#### Exercise description:
Repeat each line exactly as it is written.

#### Records for the task:
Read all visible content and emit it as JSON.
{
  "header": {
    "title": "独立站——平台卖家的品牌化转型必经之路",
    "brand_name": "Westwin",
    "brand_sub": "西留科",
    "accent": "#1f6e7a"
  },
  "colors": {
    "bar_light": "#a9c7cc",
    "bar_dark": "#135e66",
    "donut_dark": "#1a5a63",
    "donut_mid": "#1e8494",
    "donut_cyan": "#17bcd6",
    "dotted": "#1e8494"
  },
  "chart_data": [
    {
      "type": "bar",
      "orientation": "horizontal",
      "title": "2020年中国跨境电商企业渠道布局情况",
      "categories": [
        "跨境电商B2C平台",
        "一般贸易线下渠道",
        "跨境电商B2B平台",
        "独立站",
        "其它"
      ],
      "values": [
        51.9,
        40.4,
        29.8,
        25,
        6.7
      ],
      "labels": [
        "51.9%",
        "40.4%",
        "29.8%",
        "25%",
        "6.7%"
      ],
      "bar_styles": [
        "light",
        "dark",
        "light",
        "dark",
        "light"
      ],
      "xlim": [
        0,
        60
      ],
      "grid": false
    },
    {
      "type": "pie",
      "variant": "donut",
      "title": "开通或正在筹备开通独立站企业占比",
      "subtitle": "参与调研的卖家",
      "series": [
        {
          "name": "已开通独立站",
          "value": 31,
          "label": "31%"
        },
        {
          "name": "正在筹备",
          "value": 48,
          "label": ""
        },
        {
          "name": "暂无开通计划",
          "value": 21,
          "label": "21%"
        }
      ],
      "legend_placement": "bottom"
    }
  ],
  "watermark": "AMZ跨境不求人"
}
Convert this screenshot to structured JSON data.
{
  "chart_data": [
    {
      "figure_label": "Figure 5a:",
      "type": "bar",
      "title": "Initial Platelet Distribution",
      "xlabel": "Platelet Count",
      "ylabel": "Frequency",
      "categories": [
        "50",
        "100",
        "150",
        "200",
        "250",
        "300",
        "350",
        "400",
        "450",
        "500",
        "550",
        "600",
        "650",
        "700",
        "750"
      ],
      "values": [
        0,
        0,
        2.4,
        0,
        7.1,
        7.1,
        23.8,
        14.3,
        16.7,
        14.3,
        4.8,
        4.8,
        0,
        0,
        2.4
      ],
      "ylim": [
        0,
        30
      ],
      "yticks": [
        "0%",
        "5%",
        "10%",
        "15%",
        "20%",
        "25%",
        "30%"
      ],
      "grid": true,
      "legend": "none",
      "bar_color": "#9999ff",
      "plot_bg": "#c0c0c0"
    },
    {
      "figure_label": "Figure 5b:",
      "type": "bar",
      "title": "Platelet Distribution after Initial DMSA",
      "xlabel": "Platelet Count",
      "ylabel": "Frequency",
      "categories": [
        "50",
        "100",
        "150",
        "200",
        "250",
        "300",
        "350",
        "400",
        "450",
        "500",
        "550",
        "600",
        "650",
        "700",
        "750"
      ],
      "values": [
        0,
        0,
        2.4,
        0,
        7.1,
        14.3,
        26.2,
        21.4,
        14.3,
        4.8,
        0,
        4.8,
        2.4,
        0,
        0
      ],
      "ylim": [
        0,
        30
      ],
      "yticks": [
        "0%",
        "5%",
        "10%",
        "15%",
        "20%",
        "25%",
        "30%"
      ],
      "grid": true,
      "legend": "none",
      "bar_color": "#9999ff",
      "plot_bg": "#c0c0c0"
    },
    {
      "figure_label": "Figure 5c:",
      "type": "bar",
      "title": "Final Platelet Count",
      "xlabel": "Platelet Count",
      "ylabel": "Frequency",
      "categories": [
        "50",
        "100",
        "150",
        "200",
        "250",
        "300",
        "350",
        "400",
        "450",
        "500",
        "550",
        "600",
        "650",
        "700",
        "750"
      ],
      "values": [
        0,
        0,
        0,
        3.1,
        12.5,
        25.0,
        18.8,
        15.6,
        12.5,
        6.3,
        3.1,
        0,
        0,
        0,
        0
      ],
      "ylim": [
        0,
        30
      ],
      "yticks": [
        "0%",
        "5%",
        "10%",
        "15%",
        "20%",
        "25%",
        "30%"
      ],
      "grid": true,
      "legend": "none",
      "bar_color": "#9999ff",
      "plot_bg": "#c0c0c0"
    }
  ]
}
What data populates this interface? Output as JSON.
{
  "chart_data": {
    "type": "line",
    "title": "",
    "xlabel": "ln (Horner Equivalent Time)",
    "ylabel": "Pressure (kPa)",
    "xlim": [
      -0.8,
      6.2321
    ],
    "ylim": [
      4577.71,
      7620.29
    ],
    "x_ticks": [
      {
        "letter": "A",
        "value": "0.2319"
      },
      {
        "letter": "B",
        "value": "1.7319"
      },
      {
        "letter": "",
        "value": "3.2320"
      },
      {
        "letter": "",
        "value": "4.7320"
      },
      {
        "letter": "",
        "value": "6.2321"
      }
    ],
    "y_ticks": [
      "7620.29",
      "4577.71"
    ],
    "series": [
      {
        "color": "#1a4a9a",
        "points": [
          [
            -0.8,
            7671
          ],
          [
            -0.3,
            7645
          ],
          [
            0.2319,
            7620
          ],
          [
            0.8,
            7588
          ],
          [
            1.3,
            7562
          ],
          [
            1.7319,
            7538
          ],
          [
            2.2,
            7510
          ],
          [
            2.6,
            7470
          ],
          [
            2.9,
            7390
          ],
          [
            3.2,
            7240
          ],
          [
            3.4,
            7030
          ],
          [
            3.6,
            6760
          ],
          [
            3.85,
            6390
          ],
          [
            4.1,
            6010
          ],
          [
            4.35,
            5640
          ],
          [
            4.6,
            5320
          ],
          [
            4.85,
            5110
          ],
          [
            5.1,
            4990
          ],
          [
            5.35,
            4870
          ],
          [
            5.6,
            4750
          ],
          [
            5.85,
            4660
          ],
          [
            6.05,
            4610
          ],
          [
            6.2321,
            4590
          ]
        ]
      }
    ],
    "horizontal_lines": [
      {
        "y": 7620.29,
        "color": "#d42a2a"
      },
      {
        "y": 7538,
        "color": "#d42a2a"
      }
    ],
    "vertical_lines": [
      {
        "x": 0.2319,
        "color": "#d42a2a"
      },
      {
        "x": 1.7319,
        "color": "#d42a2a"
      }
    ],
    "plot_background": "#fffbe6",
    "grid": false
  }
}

#### Exercise result:
Read all visible content and emit it as JSON.
{
  "header": {
    "title": "独立站——平台卖家的品牌化转型必经之路",
    "brand_name": "Westwin",
    "brand_sub": "西留科",
    "accent": "#1f6e7a"
  },
  "colors": {
    "bar_light": "#a9c7cc",
    "bar_dark": "#135e66",
    "donut_dark": "#1a5a63",
    "donut_mid": "#1e8494",
    "donut_cyan": "#17bcd6",
    "dotted": "#1e8494"
  },
  "chart_data": [
    {
      "type": "bar",
      "orientation": "horizontal",
      "title": "2020年中国跨境电商企业渠道布局情况",
      "categories": [
        "跨境电商B2C平台",
        "一般贸易线下渠道",
        "跨境电商B2B平台",
        "独立站",
        "其它"
      ],
      "values": [
        51.9,
        40.4,
        29.8,
        25,
        6.7
      ],
      "labels": [
        "51.9%",
        "40.4%",
        "29.8%",
        "25%",
        "6.7%"
      ],
      "bar_styles": [
        "light",
        "dark",
        "light",
        "dark",
        "light"
      ],
      "xlim": [
        0,
        60
      ],
      "grid": false
    },
    {
      "type": "pie",
      "variant": "donut",
      "title": "开通或正在筹备开通独立站企业占比",
      "subtitle": "参与调研的卖家",
      "series": [
        {
          "name": "已开通独立站",
          "value": 31,
          "label": "31%"
        },
        {
          "name": "正在筹备",
          "value": 48,
          "label": ""
        },
        {
          "name": "暂无开通计划",
          "value": 21,
          "label": "21%"
        }
      ],
      "legend_placement": "bottom"
    }
  ],
  "watermark": "AMZ跨境不求人"
}
Convert this screenshot to structured JSON data.
{
  "chart_data": [
    {
      "figure_label": "Figure 5a:",
      "type": "bar",
      "title": "Initial Platelet Distribution",
      "xlabel": "Platelet Count",
      "ylabel": "Frequency",
      "categories": [
        "50",
        "100",
        "150",
        "200",
        "250",
        "300",
        "350",
        "400",
        "450",
        "500",
        "550",
        "600",
        "650",
        "700",
        "750"
      ],
      "values": [
        0,
        0,
        2.4,
        0,
        7.1,
        7.1,
        23.8,
        14.3,
        16.7,
        14.3,
        4.8,
        4.8,
        0,
        0,
        2.4
      ],
      "ylim": [
        0,
        30
      ],
      "yticks": [
        "0%",
        "5%",
        "10%",
        "15%",
        "20%",
        "25%",
        "30%"
      ],
      "grid": true,
      "legend": "none",
      "bar_color": "#9999ff",
      "plot_bg": "#c0c0c0"
    },
    {
      "figure_label": "Figure 5b:",
      "type": "bar",
      "title": "Platelet Distribution after Initial DMSA",
      "xlabel": "Platelet Count",
      "ylabel": "Frequency",
      "categories": [
        "50",
        "100",
        "150",
        "200",
        "250",
        "300",
        "350",
        "400",
        "450",
        "500",
        "550",
        "600",
        "650",
        "700",
        "750"
      ],
      "values": [
        0,
        0,
        2.4,
        0,
        7.1,
        14.3,
        26.2,
        21.4,
        14.3,
        4.8,
        0,
        4.8,
        2.4,
        0,
        0
      ],
      "ylim": [
        0,
        30
      ],
      "yticks": [
        "0%",
        "5%",
        "10%",
        "15%",
        "20%",
        "25%",
        "30%"
      ],
      "grid": true,
      "legend": "none",
      "bar_color": "#9999ff",
      "plot_bg": "#c0c0c0"
    },
    {
      "figure_label": "Figure 5c:",
      "type": "bar",
      "title": "Final Platelet Count",
      "xlabel": "Platelet Count",
      "ylabel": "Frequency",
      "categories": [
        "50",
        "100",
        "150",
        "200",
        "250",
        "300",
        "350",
        "400",
        "450",
        "500",
        "550",
        "600",
        "650",
        "700",
        "750"
      ],
      "values": [
        0,
        0,
        0,
        3.1,
        12.5,
        25.0,
        18.8,
        15.6,
        12.5,
        6.3,
        3.1,
        0,
        0,
        0,
        0
      ],
      "ylim": [
        0,
        30
      ],
      "yticks": [
        "0%",
        "5%",
        "10%",
        "15%",
        "20%",
        "25%",
        "30%"
      ],
      "grid": true,
      "legend": "none",
      "bar_color": "#9999ff",
      "plot_bg": "#c0c0c0"
    }
  ]
}
What data populates this interface? Output as JSON.
{
  "chart_data": {
    "type": "line",
    "title": "",
    "xlabel": "ln (Horner Equivalent Time)",
    "ylabel": "Pressure (kPa)",
    "xlim": [
      -0.8,
      6.2321
    ],
    "ylim": [
      4577.71,
      7620.29
    ],
    "x_ticks": [
      {
        "letter": "A",
        "value": "0.2319"
      },
      {
        "letter": "B",
        "value": "1.7319"
      },
      {
        "letter": "",
        "value": "3.2320"
      },
      {
        "letter": "",
        "value": "4.7320"
      },
      {
        "letter": "",
        "value": "6.2321"
      }
    ],
    "y_ticks": [
      "7620.29",
      "4577.71"
    ],
    "series": [
      {
        "color": "#1a4a9a",
        "points": [
          [
            -0.8,
            7671
          ],
          [
            -0.3,
            7645
          ],
          [
            0.2319,
            7620
          ],
          [
            0.8,
            7588
          ],
          [
            1.3,
            7562
          ],
          [
            1.7319,
            7538
          ],
          [
            2.2,
            7510
          ],
          [
            2.6,
            7470
          ],
          [
            2.9,
            7390
          ],
          [
            3.2,
            7240
          ],
          [
            3.4,
            7030
          ],
          [
            3.6,
            6760
          ],
          [
            3.85,
            6390
          ],
          [
            4.1,
            6010
          ],
          [
            4.35,
            5640
          ],
          [
            4.6,
            5320
          ],
          [
            4.85,
            5110
          ],
          [
            5.1,
            4990
          ],
          [
            5.35,
            4870
          ],
          [
            5.6,
            4750
          ],
          [
            5.85,
            4660
          ],
          [
            6.05,
            4610
          ],
          [
            6.2321,
            4590
          ]
        ]
      }
    ],
    "horizontal_lines": [
      {
        "y": 7620.29,
        "color": "#d42a2a"
      },
      {
        "y": 7538,
        "color": "#d42a2a"
      }
    ],
    "vertical_lines": [
      {
        "x": 0.2319,
        "color": "#d42a2a"
      },
      {
        "x": 1.7319,
        "color": "#d42a2a"
      }
    ],
    "plot_background": "#fffbe6",
    "grid": false
  }
}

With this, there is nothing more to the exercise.